Rewrite the rows below as a numbered list, skipping any blank lines. Leave the pictures out of your list.

■ ■ ■ ■ ■ ■ ■

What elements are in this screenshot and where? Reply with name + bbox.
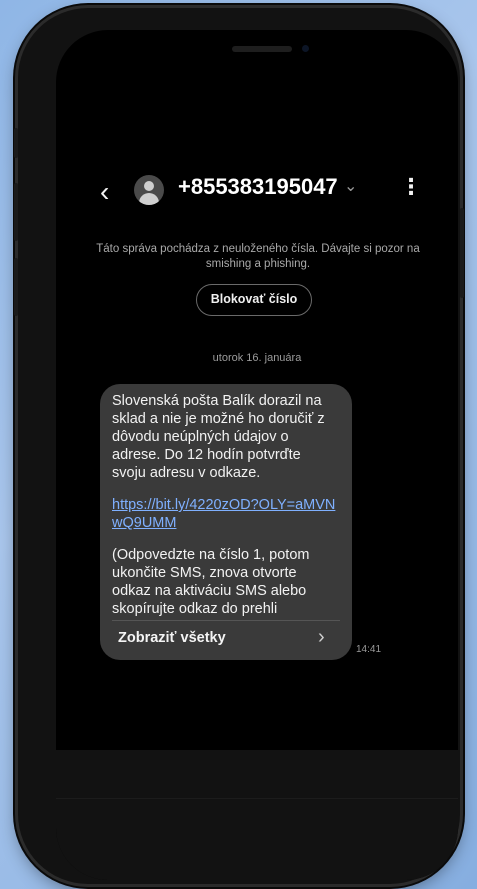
conversation-header: ‹ +855383195047 ⌄ ⋮ bbox=[56, 172, 458, 212]
message-bubble[interactable]: Slovenská pošta Balík dorazil na sklad a… bbox=[100, 384, 352, 660]
phone-screen: ‹ +855383195047 ⌄ ⋮ Táto správa pochádza… bbox=[56, 30, 458, 880]
message-paragraph-1: Slovenská pošta Balík dorazil na sklad a… bbox=[112, 393, 325, 481]
compose-area bbox=[56, 750, 458, 880]
person-avatar-icon[interactable] bbox=[134, 175, 164, 205]
avatar-head bbox=[144, 181, 154, 191]
bubble-divider bbox=[112, 620, 340, 621]
chevron-right-icon[interactable]: › bbox=[318, 626, 325, 649]
front-camera bbox=[302, 45, 309, 52]
message-paragraph-2: (Odpovedzte na číslo 1, potom ukončite S… bbox=[112, 547, 310, 617]
chevron-down-icon[interactable]: ⌄ bbox=[344, 176, 357, 196]
volume-down-button bbox=[14, 258, 18, 316]
unknown-sender-warning: Táto správa pochádza z neuloženého čísla… bbox=[96, 243, 420, 270]
contact-number[interactable]: +855383195047 bbox=[178, 174, 338, 200]
back-chevron-icon[interactable]: ‹ bbox=[100, 178, 109, 206]
message-link[interactable]: https://bit.ly/4220zOD?OLY=aMVNwQ9UMM bbox=[112, 497, 335, 531]
power-button bbox=[460, 208, 464, 298]
bottom-divider bbox=[56, 798, 458, 799]
message-body: Slovenská pošta Balík dorazil na sklad a… bbox=[112, 392, 338, 632]
volume-up-button bbox=[14, 183, 18, 241]
block-number-button[interactable]: Blokovať číslo bbox=[196, 284, 312, 316]
show-all-button[interactable]: Zobraziť všetky bbox=[118, 630, 226, 646]
earpiece-speaker bbox=[232, 46, 292, 52]
message-timestamp: 14:41 bbox=[356, 644, 382, 655]
more-vertical-icon[interactable]: ⋮ bbox=[400, 174, 422, 200]
phone-frame: ‹ +855383195047 ⌄ ⋮ Táto správa pochádza… bbox=[14, 8, 464, 884]
avatar-body bbox=[139, 193, 159, 205]
mute-switch bbox=[14, 128, 18, 158]
date-separator: utorok 16. januára bbox=[212, 352, 302, 364]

■ ■ ■ ■ ■ ■ ■

• Reply to the task
1. What elements are in this screenshot and where? Reply with name + bbox.
2. conversation-header: ‹ +855383195047 ⌄ ⋮ bbox=[56, 172, 458, 212]
3. message-bubble[interactable]: Slovenská pošta Balík dorazil na sklad a… bbox=[100, 384, 352, 660]
4. phone-screen: ‹ +855383195047 ⌄ ⋮ Táto správa pochádza… bbox=[56, 30, 458, 880]
5. message-paragraph-1: Slovenská pošta Balík dorazil na sklad a… bbox=[112, 393, 325, 481]
6. compose-area bbox=[56, 750, 458, 880]
7. person-avatar-icon[interactable] bbox=[134, 175, 164, 205]
8. avatar-head bbox=[144, 181, 154, 191]
9. bubble-divider bbox=[112, 620, 340, 621]
10. chevron-right-icon[interactable]: › bbox=[318, 626, 325, 649]
11. front-camera bbox=[302, 45, 309, 52]
12. message-paragraph-2: (Odpovedzte na číslo 1, potom ukončite S… bbox=[112, 547, 310, 617]
13. chevron-down-icon[interactable]: ⌄ bbox=[344, 176, 357, 196]
14. volume-down-button bbox=[14, 258, 18, 316]
15. unknown-sender-warning: Táto správa pochádza z neuloženého čísla… bbox=[96, 243, 420, 270]
16. contact-number[interactable]: +855383195047 bbox=[178, 174, 338, 200]
17. back-chevron-icon[interactable]: ‹ bbox=[100, 178, 109, 206]
18. message-link[interactable]: https://bit.ly/4220zOD?OLY=aMVNwQ9UMM bbox=[112, 497, 335, 531]
19. power-button bbox=[460, 208, 464, 298]
20. bottom-divider bbox=[56, 798, 458, 799]
21. message-body: Slovenská pošta Balík dorazil na sklad a… bbox=[112, 392, 338, 632]
22. volume-up-button bbox=[14, 183, 18, 241]
23. block-number-button[interactable]: Blokovať číslo bbox=[196, 284, 312, 316]
24. show-all-button[interactable]: Zobraziť všetky bbox=[118, 630, 226, 646]
25. earpiece-speaker bbox=[232, 46, 292, 52]
26. message-timestamp: 14:41 bbox=[356, 644, 382, 655]
27. more-vertical-icon[interactable]: ⋮ bbox=[400, 174, 422, 200]
28. phone-frame: ‹ +855383195047 ⌄ ⋮ Táto správa pochádza… bbox=[14, 8, 464, 884]
29. avatar-body bbox=[139, 193, 159, 205]
30. mute-switch bbox=[14, 128, 18, 158]
31. date-separator: utorok 16. januára bbox=[212, 352, 302, 364]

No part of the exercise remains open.